[Extracted data entries]
***

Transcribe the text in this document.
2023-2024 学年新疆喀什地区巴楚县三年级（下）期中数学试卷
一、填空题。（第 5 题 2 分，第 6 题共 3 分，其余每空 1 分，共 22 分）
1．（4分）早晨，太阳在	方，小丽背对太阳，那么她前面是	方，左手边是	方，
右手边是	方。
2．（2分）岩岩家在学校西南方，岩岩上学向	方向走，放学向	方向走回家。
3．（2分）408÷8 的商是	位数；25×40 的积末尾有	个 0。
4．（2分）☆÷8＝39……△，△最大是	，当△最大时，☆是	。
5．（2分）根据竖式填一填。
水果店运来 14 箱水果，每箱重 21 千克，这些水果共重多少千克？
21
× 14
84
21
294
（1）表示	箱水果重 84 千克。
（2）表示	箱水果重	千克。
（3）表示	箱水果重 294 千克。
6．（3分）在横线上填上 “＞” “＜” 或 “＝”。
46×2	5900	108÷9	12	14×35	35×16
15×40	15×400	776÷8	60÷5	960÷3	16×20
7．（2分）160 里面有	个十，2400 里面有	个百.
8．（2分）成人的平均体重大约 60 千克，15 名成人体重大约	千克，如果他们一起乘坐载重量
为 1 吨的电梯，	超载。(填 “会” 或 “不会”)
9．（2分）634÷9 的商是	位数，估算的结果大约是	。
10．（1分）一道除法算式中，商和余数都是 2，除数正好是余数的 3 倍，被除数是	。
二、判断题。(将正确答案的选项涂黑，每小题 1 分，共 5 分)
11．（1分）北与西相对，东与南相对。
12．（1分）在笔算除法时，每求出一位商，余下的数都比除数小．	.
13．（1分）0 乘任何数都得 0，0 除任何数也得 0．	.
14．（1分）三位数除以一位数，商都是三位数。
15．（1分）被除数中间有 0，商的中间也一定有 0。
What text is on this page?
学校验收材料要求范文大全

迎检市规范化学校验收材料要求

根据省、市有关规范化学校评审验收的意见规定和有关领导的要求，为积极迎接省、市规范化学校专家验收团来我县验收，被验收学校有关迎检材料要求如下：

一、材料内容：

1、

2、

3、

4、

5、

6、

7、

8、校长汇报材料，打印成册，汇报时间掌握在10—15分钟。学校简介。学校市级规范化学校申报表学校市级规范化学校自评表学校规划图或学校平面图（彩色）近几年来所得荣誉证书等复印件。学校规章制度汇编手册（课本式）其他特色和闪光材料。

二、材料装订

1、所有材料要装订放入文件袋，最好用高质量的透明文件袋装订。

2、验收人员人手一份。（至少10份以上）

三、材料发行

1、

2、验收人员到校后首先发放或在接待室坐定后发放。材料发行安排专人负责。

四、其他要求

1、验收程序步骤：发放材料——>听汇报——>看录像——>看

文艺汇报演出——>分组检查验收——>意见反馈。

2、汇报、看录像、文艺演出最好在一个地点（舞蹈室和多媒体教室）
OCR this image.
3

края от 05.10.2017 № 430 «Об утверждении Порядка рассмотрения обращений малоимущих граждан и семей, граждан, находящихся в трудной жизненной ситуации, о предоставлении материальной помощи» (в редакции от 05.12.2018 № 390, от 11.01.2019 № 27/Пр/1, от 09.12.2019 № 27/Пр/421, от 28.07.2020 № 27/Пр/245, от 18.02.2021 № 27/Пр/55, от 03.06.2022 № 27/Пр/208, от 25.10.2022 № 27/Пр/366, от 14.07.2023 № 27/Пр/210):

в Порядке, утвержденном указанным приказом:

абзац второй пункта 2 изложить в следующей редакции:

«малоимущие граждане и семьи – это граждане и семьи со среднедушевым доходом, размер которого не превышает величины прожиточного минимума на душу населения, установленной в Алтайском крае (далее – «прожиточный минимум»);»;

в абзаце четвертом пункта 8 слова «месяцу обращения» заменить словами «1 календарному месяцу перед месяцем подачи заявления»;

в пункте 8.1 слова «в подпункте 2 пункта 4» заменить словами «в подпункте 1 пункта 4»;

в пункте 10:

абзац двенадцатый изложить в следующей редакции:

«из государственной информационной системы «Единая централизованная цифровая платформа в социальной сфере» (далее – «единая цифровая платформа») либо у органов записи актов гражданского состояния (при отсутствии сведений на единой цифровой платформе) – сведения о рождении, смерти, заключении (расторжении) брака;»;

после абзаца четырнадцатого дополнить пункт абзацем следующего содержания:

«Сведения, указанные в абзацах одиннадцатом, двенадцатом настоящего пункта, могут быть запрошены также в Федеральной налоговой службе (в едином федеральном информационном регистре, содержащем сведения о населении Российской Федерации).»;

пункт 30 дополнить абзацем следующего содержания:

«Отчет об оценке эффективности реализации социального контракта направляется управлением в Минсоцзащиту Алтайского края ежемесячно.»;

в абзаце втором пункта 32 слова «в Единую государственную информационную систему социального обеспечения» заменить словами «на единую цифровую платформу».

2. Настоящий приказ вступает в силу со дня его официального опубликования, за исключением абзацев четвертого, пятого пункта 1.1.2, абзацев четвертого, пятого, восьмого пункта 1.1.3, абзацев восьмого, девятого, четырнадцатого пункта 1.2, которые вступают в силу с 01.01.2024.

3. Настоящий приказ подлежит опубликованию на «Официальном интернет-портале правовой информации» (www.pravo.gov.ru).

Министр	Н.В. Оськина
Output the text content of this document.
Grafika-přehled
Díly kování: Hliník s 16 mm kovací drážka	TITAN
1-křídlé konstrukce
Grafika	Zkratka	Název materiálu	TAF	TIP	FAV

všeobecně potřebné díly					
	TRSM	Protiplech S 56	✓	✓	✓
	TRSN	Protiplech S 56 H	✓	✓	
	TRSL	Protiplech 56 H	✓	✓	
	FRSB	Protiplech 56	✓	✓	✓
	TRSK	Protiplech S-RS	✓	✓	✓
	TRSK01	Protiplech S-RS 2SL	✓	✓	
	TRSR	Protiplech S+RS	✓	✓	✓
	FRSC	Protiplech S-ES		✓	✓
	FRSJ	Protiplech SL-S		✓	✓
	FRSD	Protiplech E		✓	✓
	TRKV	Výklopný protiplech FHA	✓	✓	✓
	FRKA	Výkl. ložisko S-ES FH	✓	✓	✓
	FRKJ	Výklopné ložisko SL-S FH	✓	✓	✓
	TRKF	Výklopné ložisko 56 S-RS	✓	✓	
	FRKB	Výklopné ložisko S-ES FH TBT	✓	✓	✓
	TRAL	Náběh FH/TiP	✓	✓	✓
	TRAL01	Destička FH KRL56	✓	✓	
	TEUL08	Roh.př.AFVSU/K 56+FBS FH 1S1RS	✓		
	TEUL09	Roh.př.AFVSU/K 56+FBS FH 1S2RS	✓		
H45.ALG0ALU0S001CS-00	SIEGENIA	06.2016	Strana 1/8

***

Reproduce the entire listing word for word.

Transcribe the text in this document.
2023-2024 学年新疆喀什地区巴楚县三年级（下）期中数学试卷
一、填空题。（第 5 题 2 分，第 6 题共 3 分，其余每空 1 分，共 22 分）
1．（4分）早晨，太阳在	方，小丽背对太阳，那么她前面是	方，左手边是	方，
右手边是	方。
2．（2分）岩岩家在学校西南方，岩岩上学向	方向走，放学向	方向走回家。
3．（2分）408÷8 的商是	位数；25×40 的积末尾有	个 0。
4．（2分）☆÷8＝39……△，△最大是	，当△最大时，☆是	。
5．（2分）根据竖式填一填。
水果店运来 14 箱水果，每箱重 21 千克，这些水果共重多少千克？
21
× 14
84
21
294
（1）表示	箱水果重 84 千克。
（2）表示	箱水果重	千克。
（3）表示	箱水果重 294 千克。
6．（3分）在横线上填上 “＞” “＜” 或 “＝”。
46×2	5900	108÷9	12	14×35	35×16
15×40	15×400	776÷8	60÷5	960÷3	16×20
7．（2分）160 里面有	个十，2400 里面有	个百.
8．（2分）成人的平均体重大约 60 千克，15 名成人体重大约	千克，如果他们一起乘坐载重量
为 1 吨的电梯，	超载。(填 “会” 或 “不会”)
9．（2分）634÷9 的商是	位数，估算的结果大约是	。
10．（1分）一道除法算式中，商和余数都是 2，除数正好是余数的 3 倍，被除数是	。
二、判断题。(将正确答案的选项涂黑，每小题 1 分，共 5 分)
11．（1分）北与西相对，东与南相对。
12．（1分）在笔算除法时，每求出一位商，余下的数都比除数小．	.
13．（1分）0 乘任何数都得 0，0 除任何数也得 0．	.
14．（1分）三位数除以一位数，商都是三位数。
15．（1分）被除数中间有 0，商的中间也一定有 0。
What text is on this page?
学校验收材料要求范文大全

迎检市规范化学校验收材料要求

根据省、市有关规范化学校评审验收的意见规定和有关领导的要求，为积极迎接省、市规范化学校专家验收团来我县验收，被验收学校有关迎检材料要求如下：

一、材料内容：

1、

2、

3、

4、

5、

6、

7、

8、校长汇报材料，打印成册，汇报时间掌握在10—15分钟。学校简介。学校市级规范化学校申报表学校市级规范化学校自评表学校规划图或学校平面图（彩色）近几年来所得荣誉证书等复印件。学校规章制度汇编手册（课本式）其他特色和闪光材料。

二、材料装订

1、所有材料要装订放入文件袋，最好用高质量的透明文件袋装订。

2、验收人员人手一份。（至少10份以上）

三、材料发行

1、

2、验收人员到校后首先发放或在接待室坐定后发放。材料发行安排专人负责。

四、其他要求

1、验收程序步骤：发放材料——>听汇报——>看录像——>看

文艺汇报演出——>分组检查验收——>意见反馈。

2、汇报、看录像、文艺演出最好在一个地点（舞蹈室和多媒体教室）
OCR this image.
3

края от 05.10.2017 № 430 «Об утверждении Порядка рассмотрения обращений малоимущих граждан и семей, граждан, находящихся в трудной жизненной ситуации, о предоставлении материальной помощи» (в редакции от 05.12.2018 № 390, от 11.01.2019 № 27/Пр/1, от 09.12.2019 № 27/Пр/421, от 28.07.2020 № 27/Пр/245, от 18.02.2021 № 27/Пр/55, от 03.06.2022 № 27/Пр/208, от 25.10.2022 № 27/Пр/366, от 14.07.2023 № 27/Пр/210):

в Порядке, утвержденном указанным приказом:

абзац второй пункта 2 изложить в следующей редакции:

«малоимущие граждане и семьи – это граждане и семьи со среднедушевым доходом, размер которого не превышает величины прожиточного минимума на душу населения, установленной в Алтайском крае (далее – «прожиточный минимум»);»;

в абзаце четвертом пункта 8 слова «месяцу обращения» заменить словами «1 календарному месяцу перед месяцем подачи заявления»;

в пункте 8.1 слова «в подпункте 2 пункта 4» заменить словами «в подпункте 1 пункта 4»;

в пункте 10:

абзац двенадцатый изложить в следующей редакции:

«из государственной информационной системы «Единая централизованная цифровая платформа в социальной сфере» (далее – «единая цифровая платформа») либо у органов записи актов гражданского состояния (при отсутствии сведений на единой цифровой платформе) – сведения о рождении, смерти, заключении (расторжении) брака;»;

после абзаца четырнадцатого дополнить пункт абзацем следующего содержания:

«Сведения, указанные в абзацах одиннадцатом, двенадцатом настоящего пункта, могут быть запрошены также в Федеральной налоговой службе (в едином федеральном информационном регистре, содержащем сведения о населении Российской Федерации).»;

пункт 30 дополнить абзацем следующего содержания:

«Отчет об оценке эффективности реализации социального контракта направляется управлением в Минсоцзащиту Алтайского края ежемесячно.»;

в абзаце втором пункта 32 слова «в Единую государственную информационную систему социального обеспечения» заменить словами «на единую цифровую платформу».

2. Настоящий приказ вступает в силу со дня его официального опубликования, за исключением абзацев четвертого, пятого пункта 1.1.2, абзацев четвертого, пятого, восьмого пункта 1.1.3, абзацев восьмого, девятого, четырнадцатого пункта 1.2, которые вступают в силу с 01.01.2024.

3. Настоящий приказ подлежит опубликованию на «Официальном интернет-портале правовой информации» (www.pravo.gov.ru).

Министр	Н.В. Оськина
Output the text content of this document.
Grafika-přehled
Díly kování: Hliník s 16 mm kovací drážka	TITAN
1-křídlé konstrukce
Grafika	Zkratka	Název materiálu	TAF	TIP	FAV

všeobecně potřebné díly					
	TRSM	Protiplech S 56	✓	✓	✓
	TRSN	Protiplech S 56 H	✓	✓	
	TRSL	Protiplech 56 H	✓	✓	
	FRSB	Protiplech 56	✓	✓	✓
	TRSK	Protiplech S-RS	✓	✓	✓
	TRSK01	Protiplech S-RS 2SL	✓	✓	
	TRSR	Protiplech S+RS	✓	✓	✓
	FRSC	Protiplech S-ES		✓	✓
	FRSJ	Protiplech SL-S		✓	✓
	FRSD	Protiplech E		✓	✓
	TRKV	Výklopný protiplech FHA	✓	✓	✓
	FRKA	Výkl. ložisko S-ES FH	✓	✓	✓
	FRKJ	Výklopné ložisko SL-S FH	✓	✓	✓
	TRKF	Výklopné ložisko 56 S-RS	✓	✓	
	FRKB	Výklopné ložisko S-ES FH TBT	✓	✓	✓
	TRAL	Náběh FH/TiP	✓	✓	✓
	TRAL01	Destička FH KRL56	✓	✓	
	TEUL08	Roh.př.AFVSU/K 56+FBS FH 1S1RS	✓		
	TEUL09	Roh.př.AFVSU/K 56+FBS FH 1S2RS	✓		
H45.ALG0ALU0S001CS-00	SIEGENIA	06.2016	Strana 1/8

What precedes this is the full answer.